§ Records for the task
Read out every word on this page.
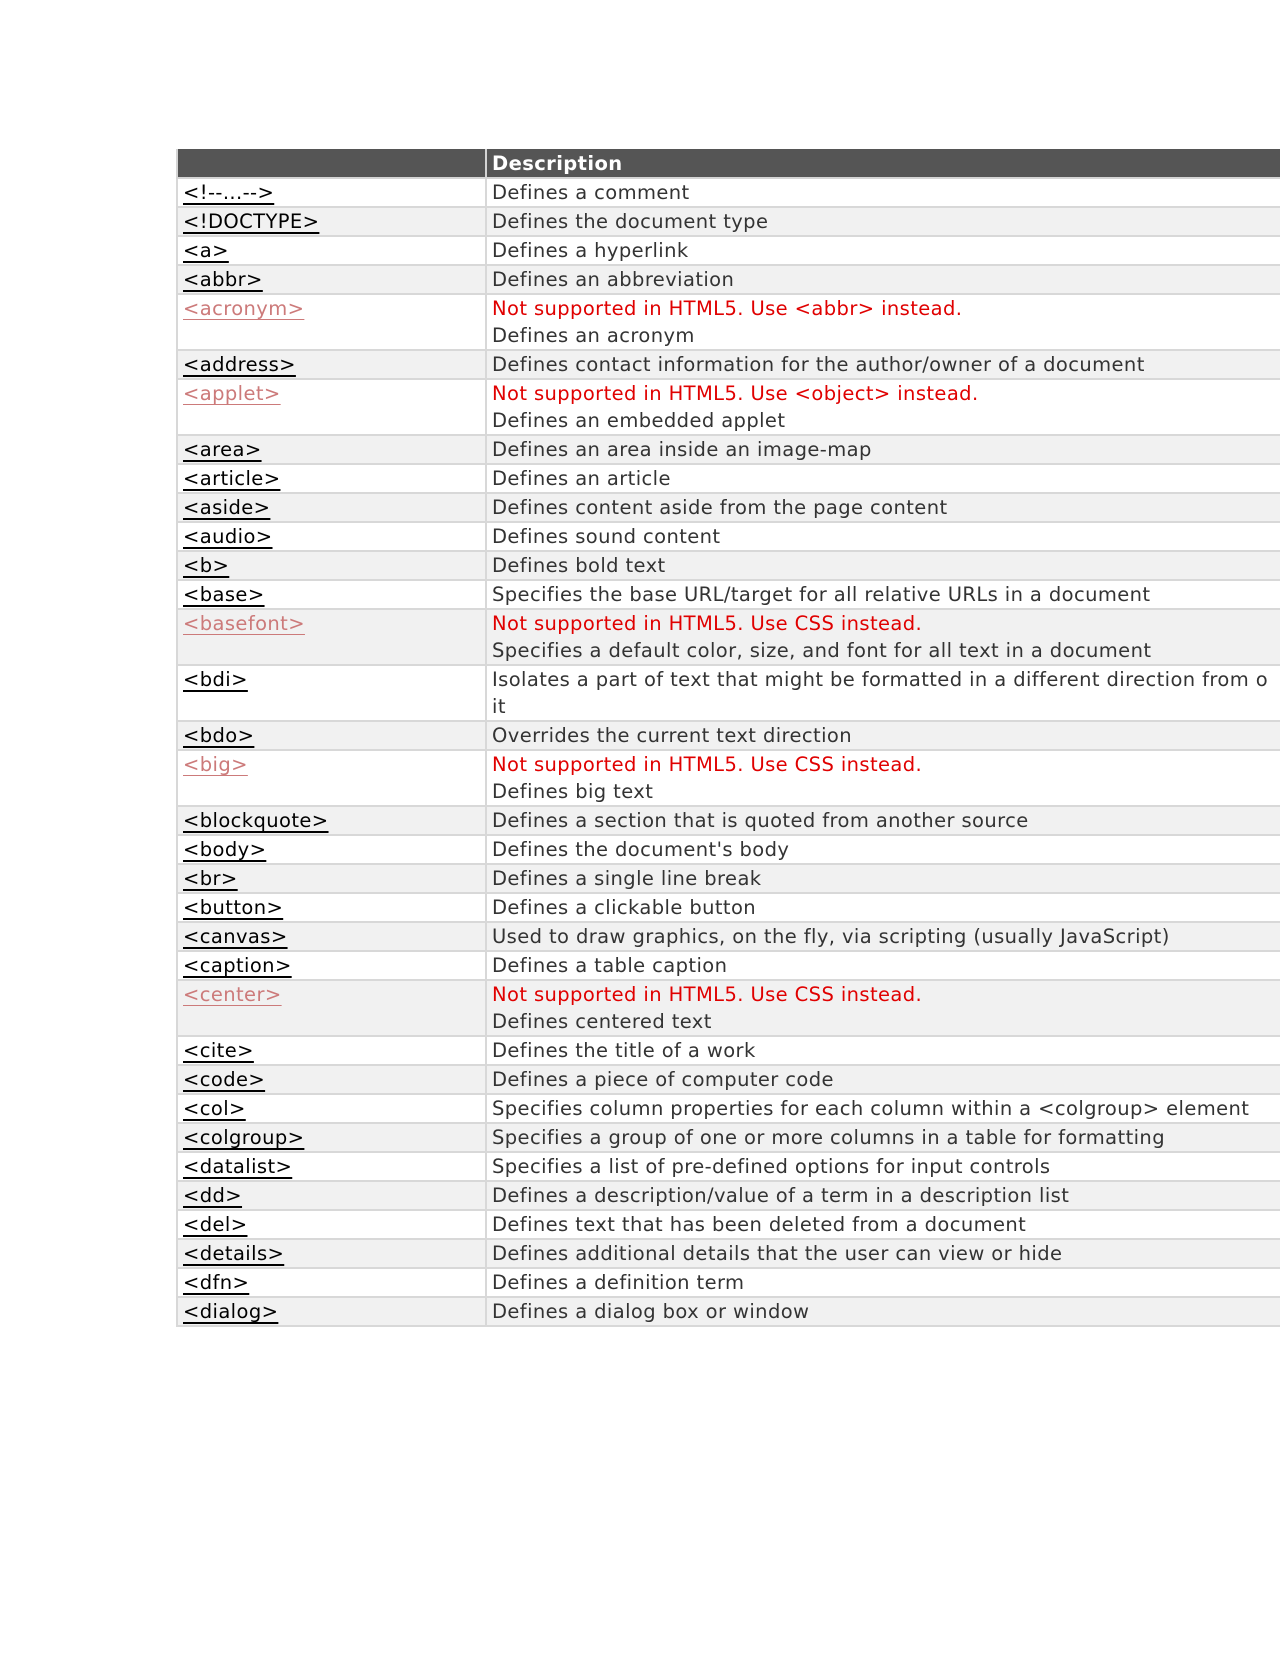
	Description
<!--...-->	Defines a comment

<!DOCTYPE>	Defines the document type

<a>	Defines a hyperlink

<abbr>	Defines an abbreviation

<acronym>	Not supported in HTML5. Use <abbr> instead.
Defines an acronym

<address>	Defines contact information for the author/owner of a document

<applet>	Not supported in HTML5. Use <object> instead.
Defines an embedded applet

<area>	Defines an area inside an image-map

<article>	Defines an article

<aside>	Defines content aside from the page content

<audio>	Defines sound content

<b>	Defines bold text

<base>	Specifies the base URL/target for all relative URLs in a document

<basefont>	Not supported in HTML5. Use CSS instead.
Specifies a default color, size, and font for all text in a document

<bdi>	Isolates a part of text that might be formatted in a different direction from o
it

<bdo>	Overrides the current text direction

<big>	Not supported in HTML5. Use CSS instead.
Defines big text

<blockquote>	Defines a section that is quoted from another source

<body>	Defines the document's body

<br>	Defines a single line break

<button>	Defines a clickable button

<canvas>	Used to draw graphics, on the fly, via scripting (usually JavaScript)

<caption>	Defines a table caption

<center>	Not supported in HTML5. Use CSS instead.
Defines centered text

<cite>	Defines the title of a work

<code>	Defines a piece of computer code

<col>	Specifies column properties for each column within a <colgroup> element

<colgroup>	Specifies a group of one or more columns in a table for formatting

<datalist>	Specifies a list of pre-defined options for input controls

<dd>	Defines a description/value of a term in a description list

<del>	Defines text that has been deleted from a document

<details>	Defines additional details that the user can view or hide

<dfn>	Defines a definition term

<dialog>	Defines a dialog box or window
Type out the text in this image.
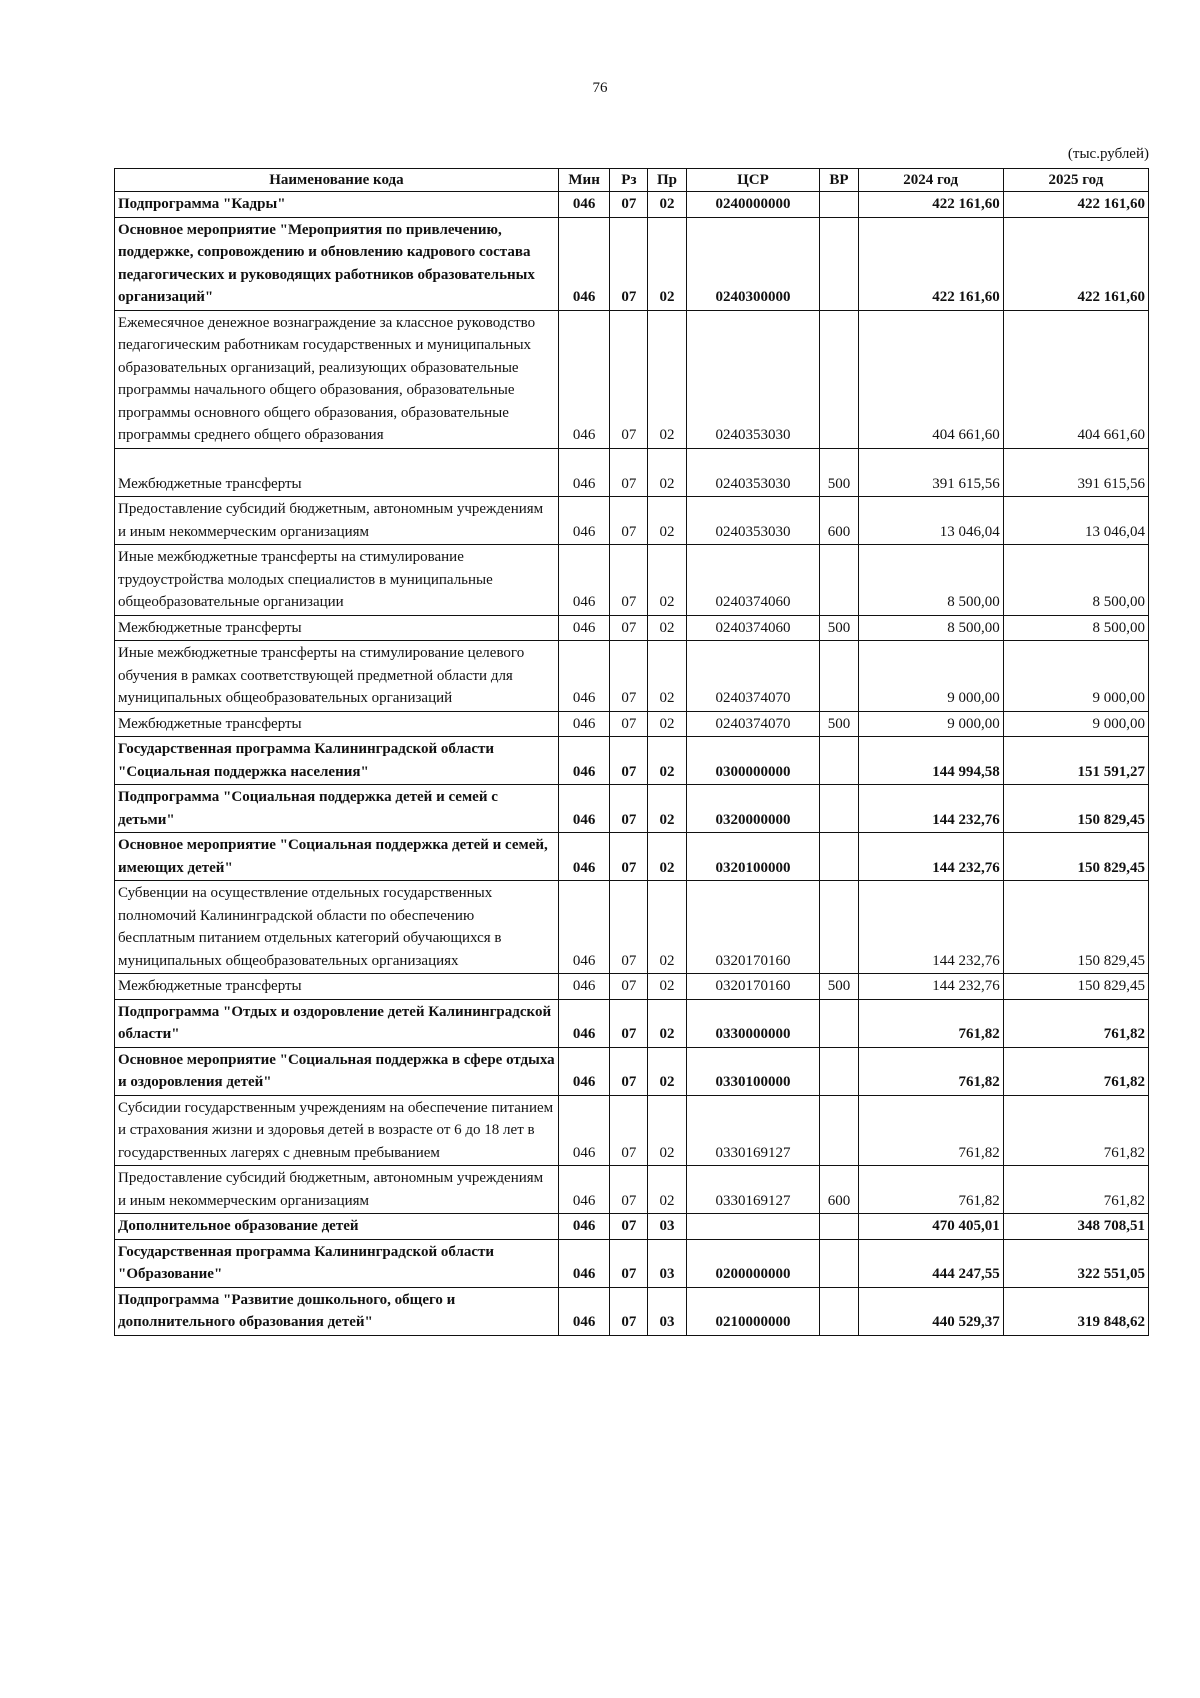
76
(тыс.рублей)
Наименование кода	Мин	Рз	Пр	ЦСР	ВР	2024 год	2025 год
Подпрограмма "Кадры"	046	07	02	0240000000		422 161,60	422 161,60
Основное мероприятие "Мероприятия по привлечению, поддержке, сопровождению и обновлению кадрового состава педагогических и руководящих работников образовательных организаций"	046	07	02	0240300000		422 161,60	422 161,60
Ежемесячное денежное вознаграждение за классное руководство педагогическим работникам государственных и муниципальных образовательных организаций, реализующих образовательные программы начального общего образования, образовательные программы основного общего образования, образовательные программы среднего общего образования	046	07	02	0240353030		404 661,60	404 661,60
Межбюджетные трансферты	046	07	02	0240353030	500	391 615,56	391 615,56
Предоставление субсидий бюджетным, автономным учреждениям и иным некоммерческим организациям	046	07	02	0240353030	600	13 046,04	13 046,04
Иные межбюджетные трансферты на стимулирование трудоустройства молодых специалистов в муниципальные общеобразовательные организации	046	07	02	0240374060		8 500,00	8 500,00
Межбюджетные трансферты	046	07	02	0240374060	500	8 500,00	8 500,00
Иные межбюджетные трансферты на стимулирование целевого обучения в рамках соответствующей предметной области для муниципальных общеобразовательных организаций	046	07	02	0240374070		9 000,00	9 000,00
Межбюджетные трансферты	046	07	02	0240374070	500	9 000,00	9 000,00
Государственная программа Калининградской области "Социальная поддержка населения"	046	07	02	0300000000		144 994,58	151 591,27
Подпрограмма "Социальная поддержка детей и семей с детьми"	046	07	02	0320000000		144 232,76	150 829,45
Основное мероприятие "Социальная поддержка детей и семей, имеющих детей"	046	07	02	0320100000		144 232,76	150 829,45
Субвенции на осуществление отдельных государственных полномочий Калининградской области по обеспечению бесплатным питанием отдельных категорий обучающихся в муниципальных общеобразовательных организациях	046	07	02	0320170160		144 232,76	150 829,45
Межбюджетные трансферты	046	07	02	0320170160	500	144 232,76	150 829,45
Подпрограмма "Отдых и оздоровление детей Калининградской области"	046	07	02	0330000000		761,82	761,82
Основное мероприятие "Социальная поддержка в сфере отдыха и оздоровления детей"	046	07	02	0330100000		761,82	761,82
Субсидии государственным учреждениям на обеспечение питанием и страхования жизни и здоровья детей в возрасте от 6 до 18 лет в государственных лагерях с дневным пребыванием	046	07	02	0330169127		761,82	761,82
Предоставление субсидий бюджетным, автономным учреждениям и иным некоммерческим организациям	046	07	02	0330169127	600	761,82	761,82
Дополнительное образование детей	046	07	03			470 405,01	348 708,51
Государственная программа Калининградской области "Образование"	046	07	03	0200000000		444 247,55	322 551,05
Подпрограмма "Развитие дошкольного, общего и дополнительного образования детей"	046	07	03	0210000000		440 529,37	319 848,62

§ Set problem
Pictures stay out; repeat all the rest of the records exactly.

§ Exercise solution
Read out every word on this page.
	Description
<!--...-->	Defines a comment

<!DOCTYPE>	Defines the document type

<a>	Defines a hyperlink

<abbr>	Defines an abbreviation

<acronym>	Not supported in HTML5. Use <abbr> instead.
Defines an acronym

<address>	Defines contact information for the author/owner of a document

<applet>	Not supported in HTML5. Use <object> instead.
Defines an embedded applet

<area>	Defines an area inside an image-map

<article>	Defines an article

<aside>	Defines content aside from the page content

<audio>	Defines sound content

<b>	Defines bold text

<base>	Specifies the base URL/target for all relative URLs in a document

<basefont>	Not supported in HTML5. Use CSS instead.
Specifies a default color, size, and font for all text in a document

<bdi>	Isolates a part of text that might be formatted in a different direction from o
it

<bdo>	Overrides the current text direction

<big>	Not supported in HTML5. Use CSS instead.
Defines big text

<blockquote>	Defines a section that is quoted from another source

<body>	Defines the document's body

<br>	Defines a single line break

<button>	Defines a clickable button

<canvas>	Used to draw graphics, on the fly, via scripting (usually JavaScript)

<caption>	Defines a table caption

<center>	Not supported in HTML5. Use CSS instead.
Defines centered text

<cite>	Defines the title of a work

<code>	Defines a piece of computer code

<col>	Specifies column properties for each column within a <colgroup> element

<colgroup>	Specifies a group of one or more columns in a table for formatting

<datalist>	Specifies a list of pre-defined options for input controls

<dd>	Defines a description/value of a term in a description list

<del>	Defines text that has been deleted from a document

<details>	Defines additional details that the user can view or hide

<dfn>	Defines a definition term

<dialog>	Defines a dialog box or window
Type out the text in this image.
76
(тыс.рублей)
Наименование кода	Мин	Рз	Пр	ЦСР	ВР	2024 год	2025 год
Подпрограмма "Кадры"	046	07	02	0240000000		422 161,60	422 161,60
Основное мероприятие "Мероприятия по привлечению, поддержке, сопровождению и обновлению кадрового состава педагогических и руководящих работников образовательных организаций"	046	07	02	0240300000		422 161,60	422 161,60
Ежемесячное денежное вознаграждение за классное руководство педагогическим работникам государственных и муниципальных образовательных организаций, реализующих образовательные программы начального общего образования, образовательные программы основного общего образования, образовательные программы среднего общего образования	046	07	02	0240353030		404 661,60	404 661,60
Межбюджетные трансферты	046	07	02	0240353030	500	391 615,56	391 615,56
Предоставление субсидий бюджетным, автономным учреждениям и иным некоммерческим организациям	046	07	02	0240353030	600	13 046,04	13 046,04
Иные межбюджетные трансферты на стимулирование трудоустройства молодых специалистов в муниципальные общеобразовательные организации	046	07	02	0240374060		8 500,00	8 500,00
Межбюджетные трансферты	046	07	02	0240374060	500	8 500,00	8 500,00
Иные межбюджетные трансферты на стимулирование целевого обучения в рамках соответствующей предметной области для муниципальных общеобразовательных организаций	046	07	02	0240374070		9 000,00	9 000,00
Межбюджетные трансферты	046	07	02	0240374070	500	9 000,00	9 000,00
Государственная программа Калининградской области "Социальная поддержка населения"	046	07	02	0300000000		144 994,58	151 591,27
Подпрограмма "Социальная поддержка детей и семей с детьми"	046	07	02	0320000000		144 232,76	150 829,45
Основное мероприятие "Социальная поддержка детей и семей, имеющих детей"	046	07	02	0320100000		144 232,76	150 829,45
Субвенции на осуществление отдельных государственных полномочий Калининградской области по обеспечению бесплатным питанием отдельных категорий обучающихся в муниципальных общеобразовательных организациях	046	07	02	0320170160		144 232,76	150 829,45
Межбюджетные трансферты	046	07	02	0320170160	500	144 232,76	150 829,45
Подпрограмма "Отдых и оздоровление детей Калининградской области"	046	07	02	0330000000		761,82	761,82
Основное мероприятие "Социальная поддержка в сфере отдыха и оздоровления детей"	046	07	02	0330100000		761,82	761,82
Субсидии государственным учреждениям на обеспечение питанием и страхования жизни и здоровья детей в возрасте от 6 до 18 лет в государственных лагерях с дневным пребыванием	046	07	02	0330169127		761,82	761,82
Предоставление субсидий бюджетным, автономным учреждениям и иным некоммерческим организациям	046	07	02	0330169127	600	761,82	761,82
Дополнительное образование детей	046	07	03			470 405,01	348 708,51
Государственная программа Калининградской области "Образование"	046	07	03	0200000000		444 247,55	322 551,05
Подпрограмма "Развитие дошкольного, общего и дополнительного образования детей"	046	07	03	0210000000		440 529,37	319 848,62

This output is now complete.